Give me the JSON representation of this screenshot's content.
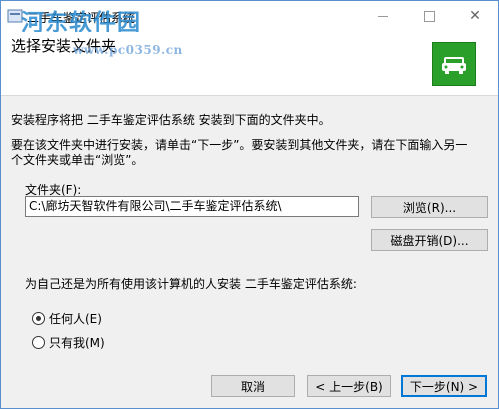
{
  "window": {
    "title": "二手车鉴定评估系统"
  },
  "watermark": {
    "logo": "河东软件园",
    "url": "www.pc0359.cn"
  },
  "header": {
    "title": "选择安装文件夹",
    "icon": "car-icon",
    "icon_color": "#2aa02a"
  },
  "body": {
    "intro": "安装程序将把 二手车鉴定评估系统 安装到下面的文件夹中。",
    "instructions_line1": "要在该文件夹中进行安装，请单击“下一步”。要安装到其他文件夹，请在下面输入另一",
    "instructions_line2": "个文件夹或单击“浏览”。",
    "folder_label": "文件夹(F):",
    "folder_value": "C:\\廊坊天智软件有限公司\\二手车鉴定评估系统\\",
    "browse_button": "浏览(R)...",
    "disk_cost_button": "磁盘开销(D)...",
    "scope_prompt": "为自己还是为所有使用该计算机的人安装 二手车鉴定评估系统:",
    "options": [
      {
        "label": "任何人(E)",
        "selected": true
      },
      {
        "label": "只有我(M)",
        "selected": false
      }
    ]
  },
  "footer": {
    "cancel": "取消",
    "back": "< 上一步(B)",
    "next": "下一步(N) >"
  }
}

───

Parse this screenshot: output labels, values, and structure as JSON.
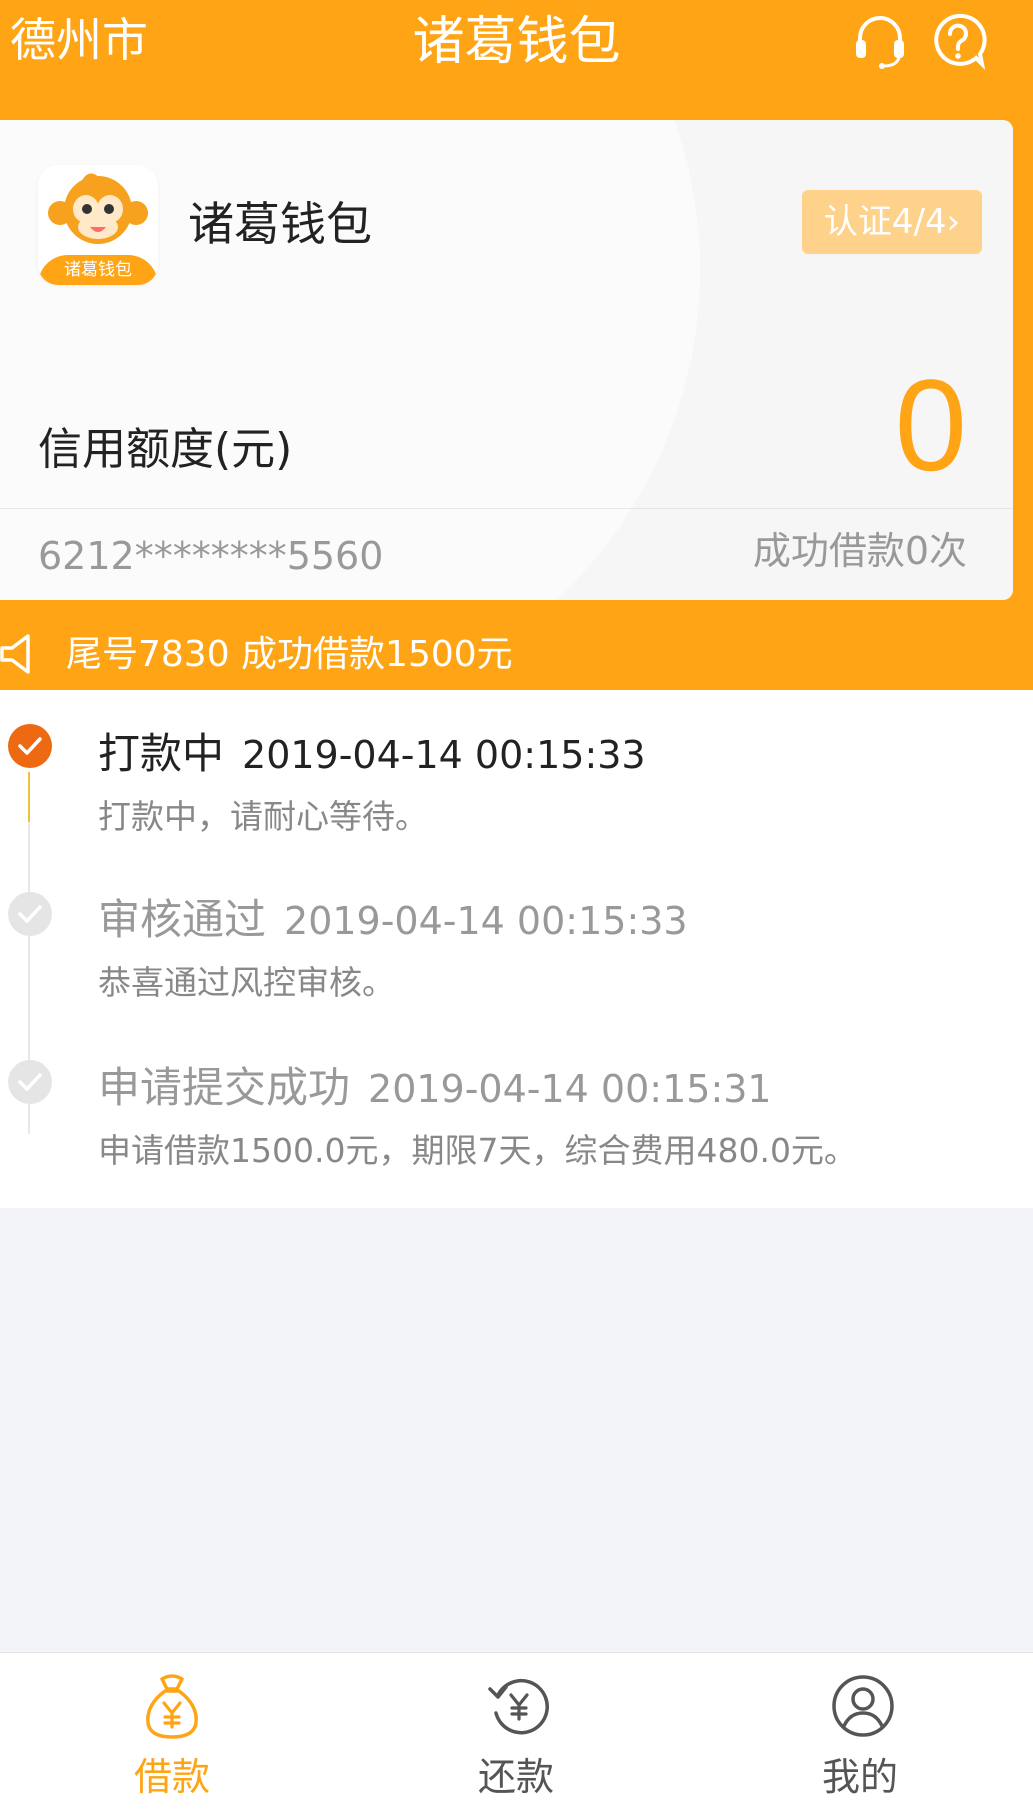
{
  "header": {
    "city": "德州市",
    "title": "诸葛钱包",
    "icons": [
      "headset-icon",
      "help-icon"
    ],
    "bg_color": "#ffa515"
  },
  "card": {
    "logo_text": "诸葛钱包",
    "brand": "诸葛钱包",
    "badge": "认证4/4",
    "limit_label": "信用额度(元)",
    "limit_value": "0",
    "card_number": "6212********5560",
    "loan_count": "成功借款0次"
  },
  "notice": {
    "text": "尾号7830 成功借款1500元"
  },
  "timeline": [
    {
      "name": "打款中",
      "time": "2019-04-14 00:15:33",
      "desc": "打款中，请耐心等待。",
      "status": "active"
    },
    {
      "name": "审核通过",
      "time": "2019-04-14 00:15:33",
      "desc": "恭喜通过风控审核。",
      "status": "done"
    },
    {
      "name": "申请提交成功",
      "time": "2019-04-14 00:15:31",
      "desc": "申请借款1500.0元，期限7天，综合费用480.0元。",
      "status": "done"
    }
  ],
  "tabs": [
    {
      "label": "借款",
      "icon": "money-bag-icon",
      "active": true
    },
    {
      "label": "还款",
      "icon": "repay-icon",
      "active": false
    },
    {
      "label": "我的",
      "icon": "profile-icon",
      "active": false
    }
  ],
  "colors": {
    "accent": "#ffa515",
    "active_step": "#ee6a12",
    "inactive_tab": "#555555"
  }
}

───

STATED GOAL:
List every line above that holds the word "title".

COMPLETE OUTPUT:
    "title": "二手车鉴定评估系统"
    "title": "选择安装文件夹",
    "title": "诸葛钱包",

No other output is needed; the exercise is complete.